◆ Written task ◆
From the listing below, extract each entry exactly as written, minus the images.

◆ Listed entries ◆
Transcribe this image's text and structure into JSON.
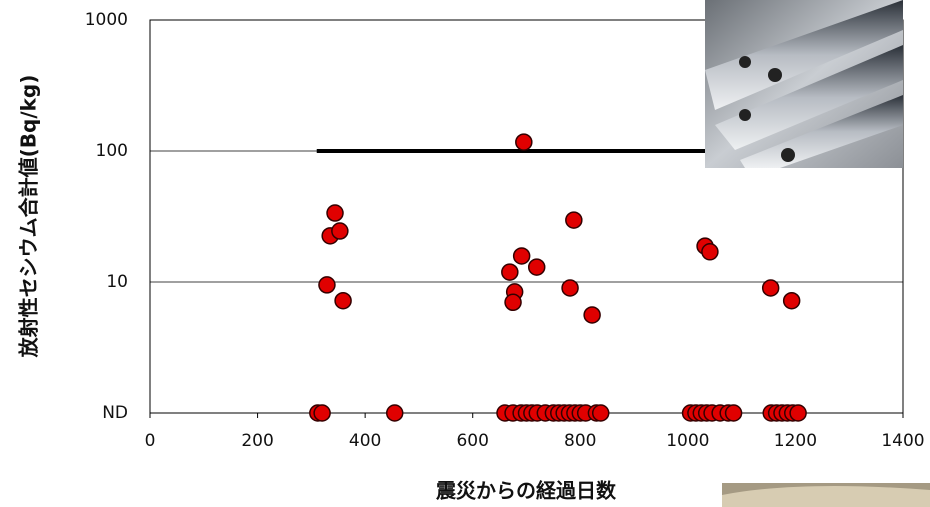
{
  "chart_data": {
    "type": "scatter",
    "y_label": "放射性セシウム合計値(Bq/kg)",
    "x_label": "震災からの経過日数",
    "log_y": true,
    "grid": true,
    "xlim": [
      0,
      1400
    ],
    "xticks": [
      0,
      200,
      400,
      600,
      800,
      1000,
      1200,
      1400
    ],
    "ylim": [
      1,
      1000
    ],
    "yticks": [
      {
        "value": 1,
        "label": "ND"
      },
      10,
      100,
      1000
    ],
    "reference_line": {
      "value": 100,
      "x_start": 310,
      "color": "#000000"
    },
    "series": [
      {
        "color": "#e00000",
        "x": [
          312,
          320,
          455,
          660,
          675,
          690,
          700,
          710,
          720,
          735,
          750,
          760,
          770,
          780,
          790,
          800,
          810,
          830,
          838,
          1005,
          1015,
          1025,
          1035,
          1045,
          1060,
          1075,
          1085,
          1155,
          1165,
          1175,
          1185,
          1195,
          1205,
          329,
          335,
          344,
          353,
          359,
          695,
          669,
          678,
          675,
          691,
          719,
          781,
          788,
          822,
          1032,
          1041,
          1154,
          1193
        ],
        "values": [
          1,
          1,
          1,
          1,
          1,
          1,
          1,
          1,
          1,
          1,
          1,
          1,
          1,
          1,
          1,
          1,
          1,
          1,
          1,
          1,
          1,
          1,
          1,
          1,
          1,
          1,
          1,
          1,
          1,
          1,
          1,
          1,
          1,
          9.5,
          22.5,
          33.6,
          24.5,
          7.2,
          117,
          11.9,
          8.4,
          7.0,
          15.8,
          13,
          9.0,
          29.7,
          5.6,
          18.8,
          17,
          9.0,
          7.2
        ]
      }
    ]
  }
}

◆ Response to the exercise ◆
Transcribe this image's text and structure into JSON.
{
  "chart_data": {
    "type": "scatter",
    "y_label": "放射性セシウム合計値(Bq/kg)",
    "x_label": "震災からの経過日数",
    "log_y": true,
    "grid": true,
    "xlim": [
      0,
      1400
    ],
    "xticks": [
      0,
      200,
      400,
      600,
      800,
      1000,
      1200,
      1400
    ],
    "ylim": [
      1,
      1000
    ],
    "yticks": [
      {
        "value": 1,
        "label": "ND"
      },
      10,
      100,
      1000
    ],
    "reference_line": {
      "value": 100,
      "x_start": 310,
      "color": "#000000"
    },
    "series": [
      {
        "color": "#e00000",
        "x": [
          312,
          320,
          455,
          660,
          675,
          690,
          700,
          710,
          720,
          735,
          750,
          760,
          770,
          780,
          790,
          800,
          810,
          830,
          838,
          1005,
          1015,
          1025,
          1035,
          1045,
          1060,
          1075,
          1085,
          1155,
          1165,
          1175,
          1185,
          1195,
          1205,
          329,
          335,
          344,
          353,
          359,
          695,
          669,
          678,
          675,
          691,
          719,
          781,
          788,
          822,
          1032,
          1041,
          1154,
          1193
        ],
        "values": [
          1,
          1,
          1,
          1,
          1,
          1,
          1,
          1,
          1,
          1,
          1,
          1,
          1,
          1,
          1,
          1,
          1,
          1,
          1,
          1,
          1,
          1,
          1,
          1,
          1,
          1,
          1,
          1,
          1,
          1,
          1,
          1,
          1,
          9.5,
          22.5,
          33.6,
          24.5,
          7.2,
          117,
          11.9,
          8.4,
          7.0,
          15.8,
          13,
          9.0,
          29.7,
          5.6,
          18.8,
          17,
          9.0,
          7.2
        ]
      }
    ]
  }
}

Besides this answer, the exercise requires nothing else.